Source records:
++++++++++++++++++++

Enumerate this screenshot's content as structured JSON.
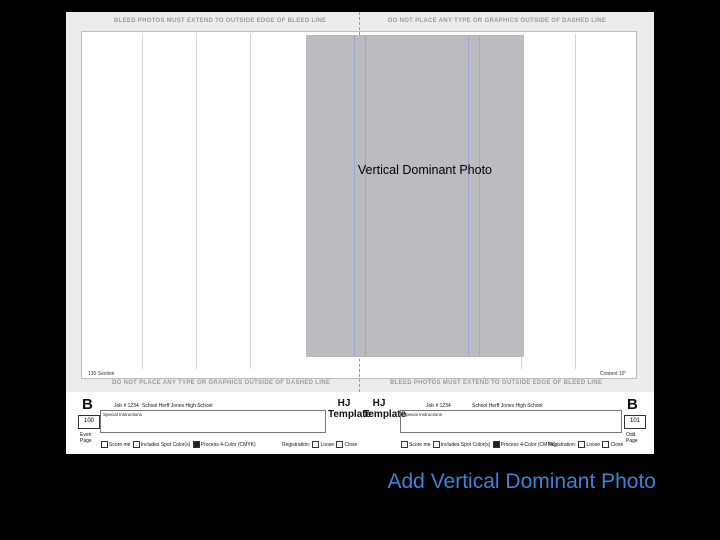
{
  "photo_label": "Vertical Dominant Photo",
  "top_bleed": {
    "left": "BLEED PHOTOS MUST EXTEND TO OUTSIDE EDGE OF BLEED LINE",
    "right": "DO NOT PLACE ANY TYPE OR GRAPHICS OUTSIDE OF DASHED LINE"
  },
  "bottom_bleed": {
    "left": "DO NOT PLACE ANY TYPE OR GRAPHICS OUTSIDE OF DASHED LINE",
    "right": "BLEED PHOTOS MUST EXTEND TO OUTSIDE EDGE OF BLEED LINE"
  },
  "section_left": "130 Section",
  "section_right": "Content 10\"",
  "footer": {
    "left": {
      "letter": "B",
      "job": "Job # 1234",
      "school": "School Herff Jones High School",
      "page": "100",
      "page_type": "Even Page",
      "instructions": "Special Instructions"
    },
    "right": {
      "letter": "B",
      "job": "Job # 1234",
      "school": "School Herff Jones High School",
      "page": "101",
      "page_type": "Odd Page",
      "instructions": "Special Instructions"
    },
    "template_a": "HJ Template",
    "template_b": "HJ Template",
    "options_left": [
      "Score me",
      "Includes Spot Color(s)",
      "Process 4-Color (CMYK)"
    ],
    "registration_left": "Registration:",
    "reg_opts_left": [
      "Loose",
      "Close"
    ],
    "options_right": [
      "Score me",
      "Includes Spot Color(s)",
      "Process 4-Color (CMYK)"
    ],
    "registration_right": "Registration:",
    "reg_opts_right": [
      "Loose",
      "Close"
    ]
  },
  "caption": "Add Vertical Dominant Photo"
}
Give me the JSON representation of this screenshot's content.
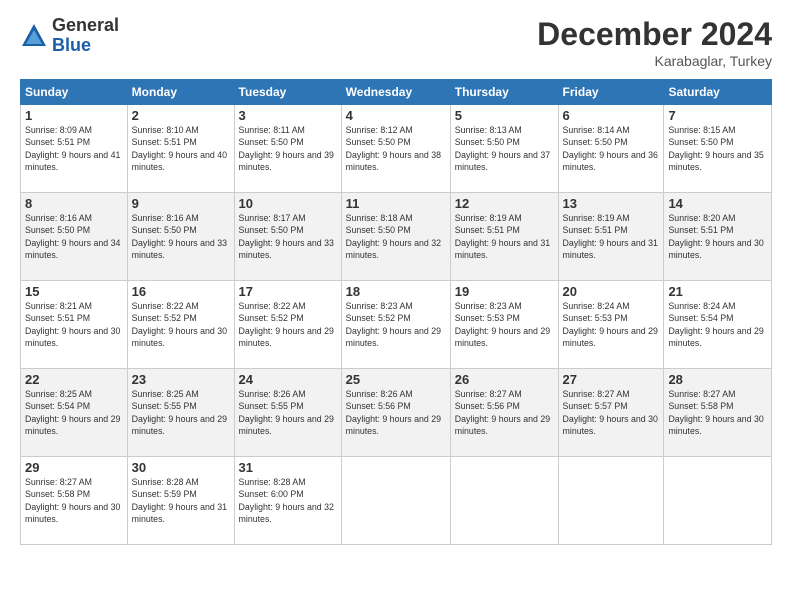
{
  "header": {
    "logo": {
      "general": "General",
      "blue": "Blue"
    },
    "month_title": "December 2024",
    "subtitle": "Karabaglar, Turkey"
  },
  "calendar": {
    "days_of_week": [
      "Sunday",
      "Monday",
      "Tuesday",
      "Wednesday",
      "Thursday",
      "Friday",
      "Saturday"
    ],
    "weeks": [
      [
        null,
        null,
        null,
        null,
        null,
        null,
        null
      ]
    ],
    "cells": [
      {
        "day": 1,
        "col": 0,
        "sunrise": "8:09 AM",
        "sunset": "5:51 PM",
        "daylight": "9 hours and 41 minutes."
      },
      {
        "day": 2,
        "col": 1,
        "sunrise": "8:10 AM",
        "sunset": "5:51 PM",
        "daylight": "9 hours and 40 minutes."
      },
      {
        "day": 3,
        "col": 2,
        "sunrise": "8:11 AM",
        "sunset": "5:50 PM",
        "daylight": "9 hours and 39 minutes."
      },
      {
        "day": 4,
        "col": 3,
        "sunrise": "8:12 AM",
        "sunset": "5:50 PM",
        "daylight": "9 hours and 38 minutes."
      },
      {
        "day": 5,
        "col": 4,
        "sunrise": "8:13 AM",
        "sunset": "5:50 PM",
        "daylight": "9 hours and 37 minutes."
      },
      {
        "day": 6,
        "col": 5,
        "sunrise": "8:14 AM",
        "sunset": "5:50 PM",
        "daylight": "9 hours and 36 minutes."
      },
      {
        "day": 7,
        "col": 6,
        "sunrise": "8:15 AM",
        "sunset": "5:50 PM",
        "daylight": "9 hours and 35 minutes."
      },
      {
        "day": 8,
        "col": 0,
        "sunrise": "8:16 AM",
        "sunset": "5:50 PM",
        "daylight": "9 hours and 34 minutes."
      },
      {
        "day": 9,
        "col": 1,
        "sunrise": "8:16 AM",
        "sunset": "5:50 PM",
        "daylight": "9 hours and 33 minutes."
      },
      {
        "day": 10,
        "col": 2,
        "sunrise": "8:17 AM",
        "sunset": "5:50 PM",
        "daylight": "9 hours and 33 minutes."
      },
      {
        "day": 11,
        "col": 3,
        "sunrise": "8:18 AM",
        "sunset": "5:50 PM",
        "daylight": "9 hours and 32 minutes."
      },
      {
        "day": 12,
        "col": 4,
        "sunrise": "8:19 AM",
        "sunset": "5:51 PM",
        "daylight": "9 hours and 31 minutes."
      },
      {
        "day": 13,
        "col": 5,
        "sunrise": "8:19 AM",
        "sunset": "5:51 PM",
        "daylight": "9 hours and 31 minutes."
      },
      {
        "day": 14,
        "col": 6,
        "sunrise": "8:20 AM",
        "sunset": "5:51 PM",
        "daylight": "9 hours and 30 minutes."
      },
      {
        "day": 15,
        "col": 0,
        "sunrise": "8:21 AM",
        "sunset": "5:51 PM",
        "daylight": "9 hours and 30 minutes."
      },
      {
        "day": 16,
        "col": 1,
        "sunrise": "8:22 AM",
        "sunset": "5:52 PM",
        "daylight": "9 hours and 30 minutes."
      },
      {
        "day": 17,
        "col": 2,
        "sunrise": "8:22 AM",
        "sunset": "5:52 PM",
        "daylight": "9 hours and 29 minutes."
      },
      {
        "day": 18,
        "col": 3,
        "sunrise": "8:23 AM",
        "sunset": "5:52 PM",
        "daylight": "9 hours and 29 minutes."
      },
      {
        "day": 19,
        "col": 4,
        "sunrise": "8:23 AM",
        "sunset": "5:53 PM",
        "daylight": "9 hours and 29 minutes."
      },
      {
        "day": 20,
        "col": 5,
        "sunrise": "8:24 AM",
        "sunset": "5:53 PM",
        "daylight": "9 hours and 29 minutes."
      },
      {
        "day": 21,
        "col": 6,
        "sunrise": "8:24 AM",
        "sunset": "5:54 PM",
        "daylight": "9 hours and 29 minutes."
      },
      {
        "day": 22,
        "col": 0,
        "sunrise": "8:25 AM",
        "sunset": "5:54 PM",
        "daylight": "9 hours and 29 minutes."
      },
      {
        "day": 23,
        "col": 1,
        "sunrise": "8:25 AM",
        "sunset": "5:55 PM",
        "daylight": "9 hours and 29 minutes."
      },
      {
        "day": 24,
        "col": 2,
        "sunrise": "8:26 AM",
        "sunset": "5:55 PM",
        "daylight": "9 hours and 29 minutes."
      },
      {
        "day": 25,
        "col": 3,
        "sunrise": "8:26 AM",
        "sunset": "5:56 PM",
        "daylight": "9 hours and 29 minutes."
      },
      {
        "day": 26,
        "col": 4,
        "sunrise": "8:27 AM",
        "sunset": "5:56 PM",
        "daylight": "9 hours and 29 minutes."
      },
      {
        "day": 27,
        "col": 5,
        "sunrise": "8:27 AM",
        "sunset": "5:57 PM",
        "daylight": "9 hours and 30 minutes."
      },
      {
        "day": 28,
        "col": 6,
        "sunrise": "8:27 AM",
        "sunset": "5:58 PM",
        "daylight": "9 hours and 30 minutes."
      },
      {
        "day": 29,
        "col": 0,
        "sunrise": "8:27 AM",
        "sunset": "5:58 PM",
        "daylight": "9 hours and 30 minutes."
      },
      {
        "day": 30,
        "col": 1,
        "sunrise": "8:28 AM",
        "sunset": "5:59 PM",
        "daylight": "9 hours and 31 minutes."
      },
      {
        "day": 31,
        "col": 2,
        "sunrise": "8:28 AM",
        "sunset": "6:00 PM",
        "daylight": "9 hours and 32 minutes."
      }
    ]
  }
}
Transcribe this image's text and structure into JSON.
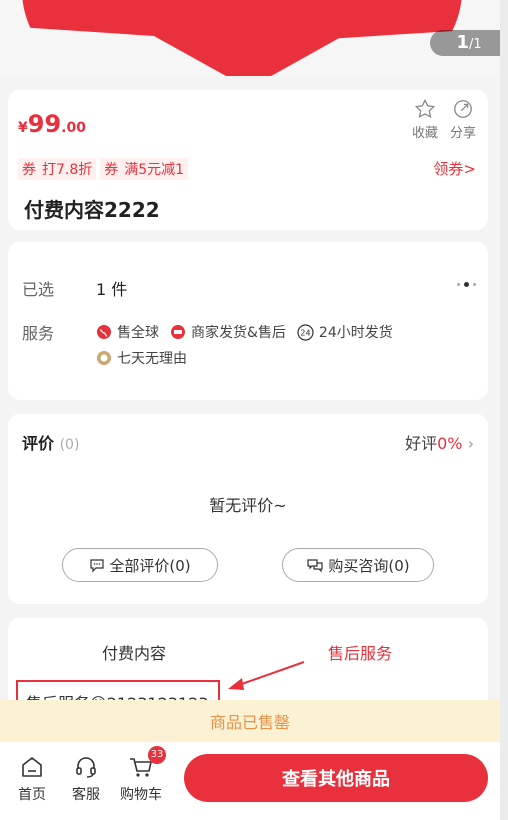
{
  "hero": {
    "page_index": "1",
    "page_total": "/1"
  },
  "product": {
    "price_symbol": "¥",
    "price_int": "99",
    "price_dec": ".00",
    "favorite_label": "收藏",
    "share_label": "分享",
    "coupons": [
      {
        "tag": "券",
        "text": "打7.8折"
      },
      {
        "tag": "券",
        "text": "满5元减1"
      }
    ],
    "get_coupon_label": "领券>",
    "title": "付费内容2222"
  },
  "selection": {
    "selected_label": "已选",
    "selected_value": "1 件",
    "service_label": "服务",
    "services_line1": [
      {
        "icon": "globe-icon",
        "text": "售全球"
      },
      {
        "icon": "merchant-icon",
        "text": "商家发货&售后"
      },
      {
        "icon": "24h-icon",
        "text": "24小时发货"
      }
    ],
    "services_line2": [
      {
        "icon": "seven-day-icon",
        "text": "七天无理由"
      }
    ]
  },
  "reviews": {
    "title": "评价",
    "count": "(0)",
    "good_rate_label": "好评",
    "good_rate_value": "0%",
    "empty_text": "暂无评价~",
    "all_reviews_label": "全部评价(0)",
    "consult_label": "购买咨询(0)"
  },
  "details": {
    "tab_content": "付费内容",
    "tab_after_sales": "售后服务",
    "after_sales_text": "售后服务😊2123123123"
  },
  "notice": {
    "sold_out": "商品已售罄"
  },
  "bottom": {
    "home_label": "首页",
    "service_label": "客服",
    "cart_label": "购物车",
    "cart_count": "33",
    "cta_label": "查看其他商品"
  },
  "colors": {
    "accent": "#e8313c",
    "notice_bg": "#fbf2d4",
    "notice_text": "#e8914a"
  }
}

++++++++++++++++++++

= Exercise details =
Using the listing, collect all lines in which the string "EDGE" is found.

= Task result =
    "left": "BLEED PHOTOS MUST EXTEND TO OUTSIDE EDGE OF BLEED LINE",
    "right": "BLEED PHOTOS MUST EXTEND TO OUTSIDE EDGE OF BLEED LINE"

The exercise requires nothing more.